# WHAT THE EXERCISE ASKS
Return every line below as is, leaving out the pictures.

(Figure contents as structured data)

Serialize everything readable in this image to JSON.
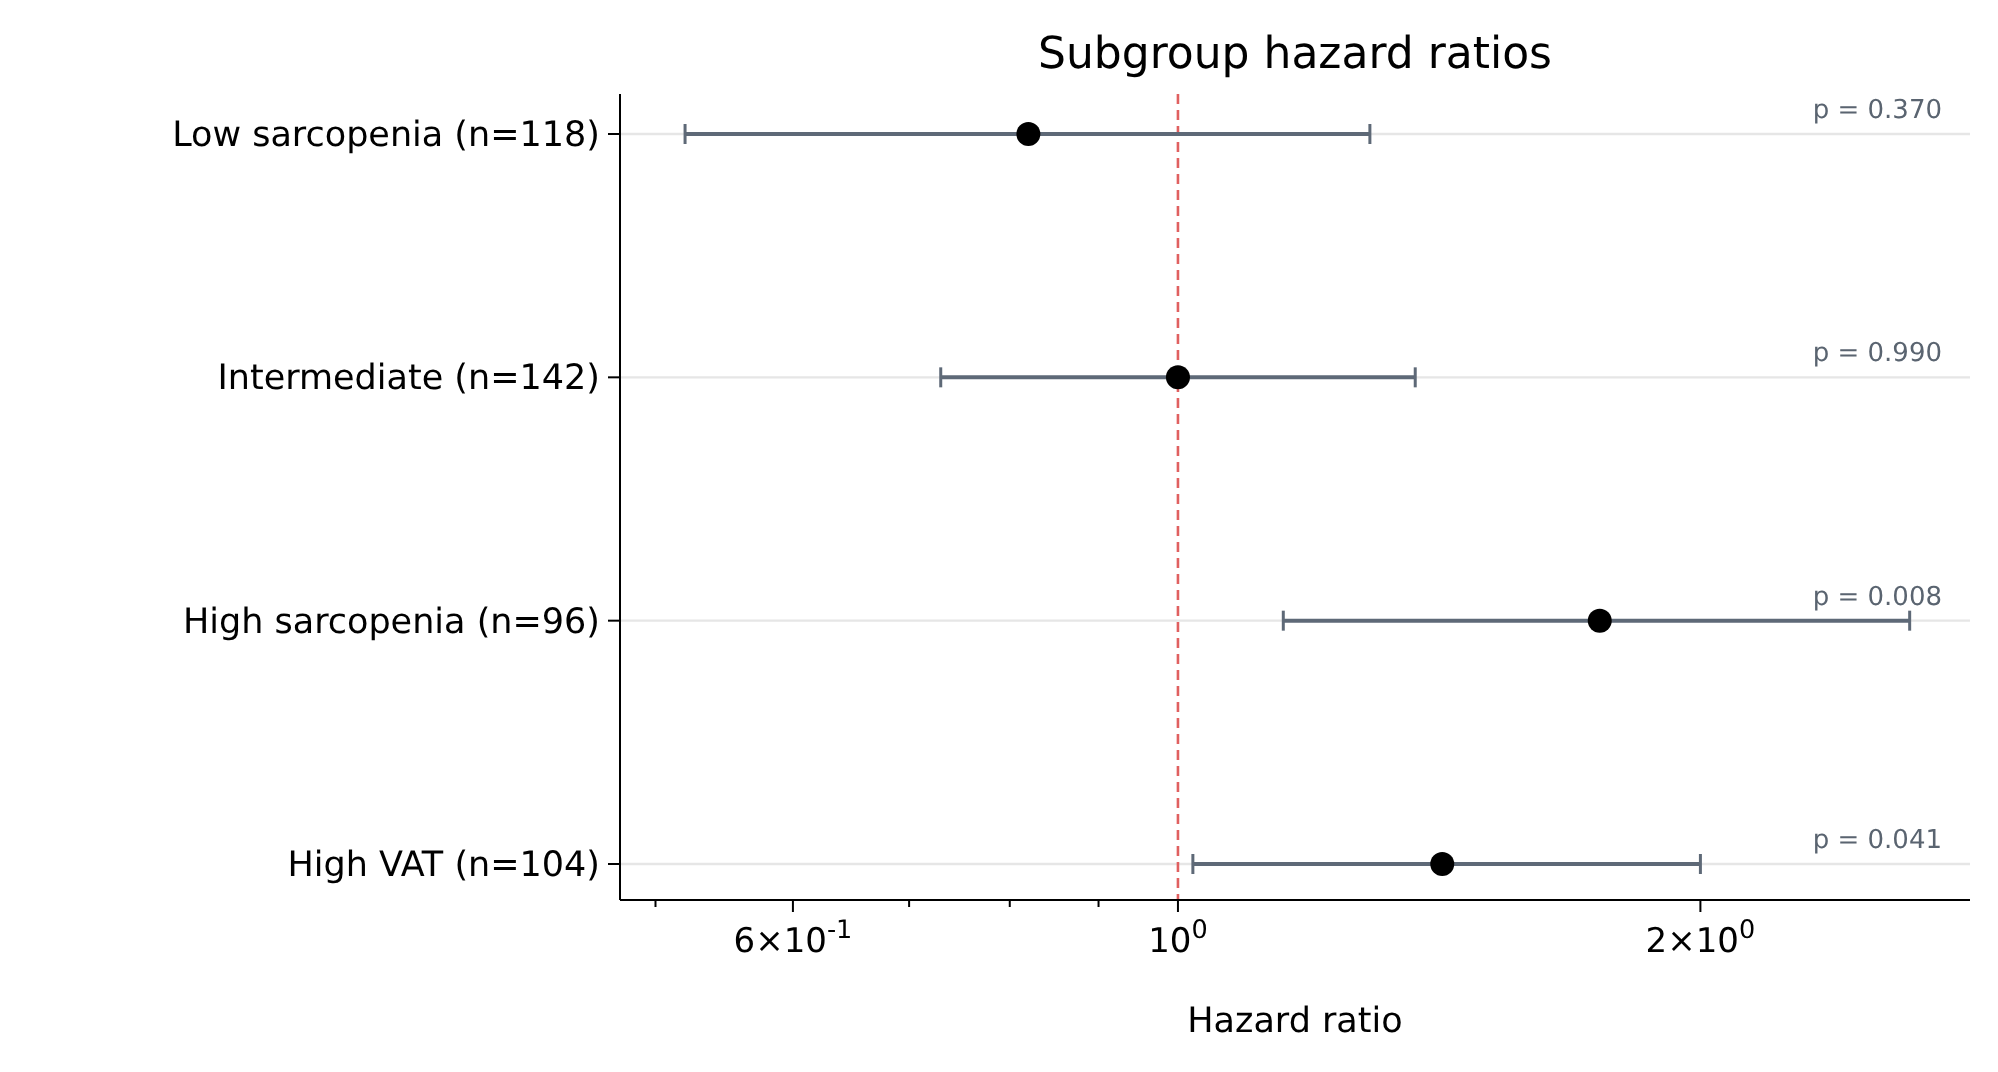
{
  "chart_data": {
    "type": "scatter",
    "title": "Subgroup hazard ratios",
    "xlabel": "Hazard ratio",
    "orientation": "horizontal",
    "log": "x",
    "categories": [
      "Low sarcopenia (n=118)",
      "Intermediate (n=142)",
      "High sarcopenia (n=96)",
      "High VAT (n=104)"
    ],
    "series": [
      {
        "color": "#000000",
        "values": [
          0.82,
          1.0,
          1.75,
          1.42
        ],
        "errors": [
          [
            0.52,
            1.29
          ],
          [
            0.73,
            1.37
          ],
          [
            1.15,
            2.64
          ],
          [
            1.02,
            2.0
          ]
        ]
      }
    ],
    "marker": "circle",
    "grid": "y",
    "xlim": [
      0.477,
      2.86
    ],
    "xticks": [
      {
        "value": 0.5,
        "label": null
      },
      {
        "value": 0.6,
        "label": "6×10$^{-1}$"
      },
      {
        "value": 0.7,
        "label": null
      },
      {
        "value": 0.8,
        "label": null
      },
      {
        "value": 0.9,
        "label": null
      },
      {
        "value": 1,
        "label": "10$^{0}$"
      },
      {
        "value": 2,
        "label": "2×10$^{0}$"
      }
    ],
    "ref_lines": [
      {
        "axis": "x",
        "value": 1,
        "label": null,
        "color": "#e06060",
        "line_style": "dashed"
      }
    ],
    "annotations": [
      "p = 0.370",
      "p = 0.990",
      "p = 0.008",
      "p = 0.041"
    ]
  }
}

# FINAL ANSWER
Serialize everything readable in this image to JSON.
{
  "chart_data": {
    "type": "scatter",
    "title": "Subgroup hazard ratios",
    "xlabel": "Hazard ratio",
    "orientation": "horizontal",
    "log": "x",
    "categories": [
      "Low sarcopenia (n=118)",
      "Intermediate (n=142)",
      "High sarcopenia (n=96)",
      "High VAT (n=104)"
    ],
    "series": [
      {
        "color": "#000000",
        "values": [
          0.82,
          1.0,
          1.75,
          1.42
        ],
        "errors": [
          [
            0.52,
            1.29
          ],
          [
            0.73,
            1.37
          ],
          [
            1.15,
            2.64
          ],
          [
            1.02,
            2.0
          ]
        ]
      }
    ],
    "marker": "circle",
    "grid": "y",
    "xlim": [
      0.477,
      2.86
    ],
    "xticks": [
      {
        "value": 0.5,
        "label": null
      },
      {
        "value": 0.6,
        "label": "6×10$^{-1}$"
      },
      {
        "value": 0.7,
        "label": null
      },
      {
        "value": 0.8,
        "label": null
      },
      {
        "value": 0.9,
        "label": null
      },
      {
        "value": 1,
        "label": "10$^{0}$"
      },
      {
        "value": 2,
        "label": "2×10$^{0}$"
      }
    ],
    "ref_lines": [
      {
        "axis": "x",
        "value": 1,
        "label": null,
        "color": "#e06060",
        "line_style": "dashed"
      }
    ],
    "annotations": [
      "p = 0.370",
      "p = 0.990",
      "p = 0.008",
      "p = 0.041"
    ]
  }
}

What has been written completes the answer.